● WHAT TO DO:
Across the listing below, count the lines that mention the string "JSON". Reply with the figure only.

══ DATASET EXTRACT

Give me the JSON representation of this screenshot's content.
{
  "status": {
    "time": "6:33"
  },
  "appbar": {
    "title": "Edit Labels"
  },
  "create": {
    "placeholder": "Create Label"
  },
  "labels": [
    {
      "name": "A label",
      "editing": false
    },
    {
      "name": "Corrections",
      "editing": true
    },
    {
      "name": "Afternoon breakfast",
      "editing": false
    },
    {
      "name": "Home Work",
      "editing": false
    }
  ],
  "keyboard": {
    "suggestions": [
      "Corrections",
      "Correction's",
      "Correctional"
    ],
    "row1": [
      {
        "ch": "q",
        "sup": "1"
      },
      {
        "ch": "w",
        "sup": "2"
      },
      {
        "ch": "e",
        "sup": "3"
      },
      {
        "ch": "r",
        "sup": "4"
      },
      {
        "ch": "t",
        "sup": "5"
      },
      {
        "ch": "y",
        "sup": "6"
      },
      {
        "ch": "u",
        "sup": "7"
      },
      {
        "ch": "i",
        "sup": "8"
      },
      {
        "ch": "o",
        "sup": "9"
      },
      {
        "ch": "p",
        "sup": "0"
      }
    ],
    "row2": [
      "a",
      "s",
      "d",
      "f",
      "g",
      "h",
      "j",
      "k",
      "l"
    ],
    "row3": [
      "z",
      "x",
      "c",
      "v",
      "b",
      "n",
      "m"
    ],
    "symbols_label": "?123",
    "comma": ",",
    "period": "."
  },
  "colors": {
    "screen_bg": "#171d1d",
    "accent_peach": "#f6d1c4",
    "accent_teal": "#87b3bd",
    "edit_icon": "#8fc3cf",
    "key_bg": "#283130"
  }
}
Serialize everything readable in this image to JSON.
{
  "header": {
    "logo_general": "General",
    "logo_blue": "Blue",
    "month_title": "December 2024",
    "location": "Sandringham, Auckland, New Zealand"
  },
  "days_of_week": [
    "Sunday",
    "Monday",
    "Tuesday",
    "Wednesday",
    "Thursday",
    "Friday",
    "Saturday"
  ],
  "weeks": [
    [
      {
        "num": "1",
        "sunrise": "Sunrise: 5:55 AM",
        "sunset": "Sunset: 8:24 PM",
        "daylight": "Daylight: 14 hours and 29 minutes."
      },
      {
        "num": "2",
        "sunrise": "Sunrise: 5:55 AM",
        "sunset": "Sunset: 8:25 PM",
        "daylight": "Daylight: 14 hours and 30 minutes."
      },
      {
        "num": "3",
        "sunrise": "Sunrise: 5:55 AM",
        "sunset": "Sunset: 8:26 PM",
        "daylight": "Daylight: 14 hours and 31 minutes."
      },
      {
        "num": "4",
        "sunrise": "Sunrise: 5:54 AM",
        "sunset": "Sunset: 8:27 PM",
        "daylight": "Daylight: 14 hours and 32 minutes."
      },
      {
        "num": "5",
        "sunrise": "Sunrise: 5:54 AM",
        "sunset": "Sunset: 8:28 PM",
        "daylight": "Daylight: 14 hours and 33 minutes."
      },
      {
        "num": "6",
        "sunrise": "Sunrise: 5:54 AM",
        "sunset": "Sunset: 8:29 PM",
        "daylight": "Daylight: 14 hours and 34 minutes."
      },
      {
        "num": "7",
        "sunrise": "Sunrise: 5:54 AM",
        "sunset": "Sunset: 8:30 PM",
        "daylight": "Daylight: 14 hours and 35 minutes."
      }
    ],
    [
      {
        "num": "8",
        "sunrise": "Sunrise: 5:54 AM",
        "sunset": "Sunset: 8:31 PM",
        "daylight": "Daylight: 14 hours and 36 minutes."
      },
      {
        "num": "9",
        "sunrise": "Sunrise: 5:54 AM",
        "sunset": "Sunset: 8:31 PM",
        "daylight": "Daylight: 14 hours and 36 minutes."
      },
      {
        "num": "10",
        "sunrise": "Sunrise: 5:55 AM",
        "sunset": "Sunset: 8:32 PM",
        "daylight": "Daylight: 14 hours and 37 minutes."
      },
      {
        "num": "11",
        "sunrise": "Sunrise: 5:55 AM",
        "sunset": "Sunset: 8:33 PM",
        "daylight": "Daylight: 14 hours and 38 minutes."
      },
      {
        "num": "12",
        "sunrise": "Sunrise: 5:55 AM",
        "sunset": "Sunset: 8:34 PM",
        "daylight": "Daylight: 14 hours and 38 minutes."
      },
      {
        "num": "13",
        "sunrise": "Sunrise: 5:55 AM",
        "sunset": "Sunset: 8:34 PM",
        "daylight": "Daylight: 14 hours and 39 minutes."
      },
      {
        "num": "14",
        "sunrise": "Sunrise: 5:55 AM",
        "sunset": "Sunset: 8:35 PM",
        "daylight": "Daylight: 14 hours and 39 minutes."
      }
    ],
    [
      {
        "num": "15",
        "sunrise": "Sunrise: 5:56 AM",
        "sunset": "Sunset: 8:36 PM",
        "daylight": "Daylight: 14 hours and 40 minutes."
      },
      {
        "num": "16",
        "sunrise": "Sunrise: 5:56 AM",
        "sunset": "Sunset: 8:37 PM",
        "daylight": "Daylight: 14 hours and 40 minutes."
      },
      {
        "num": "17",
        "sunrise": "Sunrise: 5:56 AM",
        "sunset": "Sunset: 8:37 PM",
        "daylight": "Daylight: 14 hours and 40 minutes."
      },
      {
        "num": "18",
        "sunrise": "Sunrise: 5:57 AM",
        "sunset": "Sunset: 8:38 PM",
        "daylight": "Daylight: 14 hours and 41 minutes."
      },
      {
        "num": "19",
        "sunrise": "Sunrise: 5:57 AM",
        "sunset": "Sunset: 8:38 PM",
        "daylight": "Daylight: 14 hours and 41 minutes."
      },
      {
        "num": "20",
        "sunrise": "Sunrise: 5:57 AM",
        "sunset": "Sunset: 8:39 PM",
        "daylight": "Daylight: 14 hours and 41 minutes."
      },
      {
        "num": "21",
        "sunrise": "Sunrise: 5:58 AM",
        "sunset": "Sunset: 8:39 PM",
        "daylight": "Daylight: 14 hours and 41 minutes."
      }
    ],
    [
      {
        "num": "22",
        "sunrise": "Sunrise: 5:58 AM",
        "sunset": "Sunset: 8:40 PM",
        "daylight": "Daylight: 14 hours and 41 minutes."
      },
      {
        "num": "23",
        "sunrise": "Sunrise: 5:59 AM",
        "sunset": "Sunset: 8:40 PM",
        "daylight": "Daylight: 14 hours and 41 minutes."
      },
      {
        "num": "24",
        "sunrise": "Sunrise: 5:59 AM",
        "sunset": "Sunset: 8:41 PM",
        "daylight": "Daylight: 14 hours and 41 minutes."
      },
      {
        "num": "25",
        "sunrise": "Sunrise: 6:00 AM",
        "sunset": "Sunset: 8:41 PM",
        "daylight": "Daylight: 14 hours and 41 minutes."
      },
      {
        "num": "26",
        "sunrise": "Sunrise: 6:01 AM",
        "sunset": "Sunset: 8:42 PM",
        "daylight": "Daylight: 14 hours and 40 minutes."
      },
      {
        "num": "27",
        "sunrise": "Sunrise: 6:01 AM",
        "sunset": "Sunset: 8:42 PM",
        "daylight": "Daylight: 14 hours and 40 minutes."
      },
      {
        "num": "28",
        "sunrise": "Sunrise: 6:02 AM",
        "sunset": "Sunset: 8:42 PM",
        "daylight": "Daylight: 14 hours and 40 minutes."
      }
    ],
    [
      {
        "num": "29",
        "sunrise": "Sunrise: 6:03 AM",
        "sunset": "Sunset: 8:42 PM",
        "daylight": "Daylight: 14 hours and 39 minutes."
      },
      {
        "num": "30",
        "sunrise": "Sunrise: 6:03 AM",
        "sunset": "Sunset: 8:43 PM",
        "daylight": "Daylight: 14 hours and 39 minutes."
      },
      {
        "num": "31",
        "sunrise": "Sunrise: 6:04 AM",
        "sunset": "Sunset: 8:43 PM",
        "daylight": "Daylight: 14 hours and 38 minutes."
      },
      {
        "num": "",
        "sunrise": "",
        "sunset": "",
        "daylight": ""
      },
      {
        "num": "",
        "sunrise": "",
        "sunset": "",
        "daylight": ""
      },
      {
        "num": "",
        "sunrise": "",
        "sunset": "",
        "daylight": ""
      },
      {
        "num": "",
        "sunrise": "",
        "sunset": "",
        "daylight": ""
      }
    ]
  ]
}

════

● WORKED SOLUTION:
2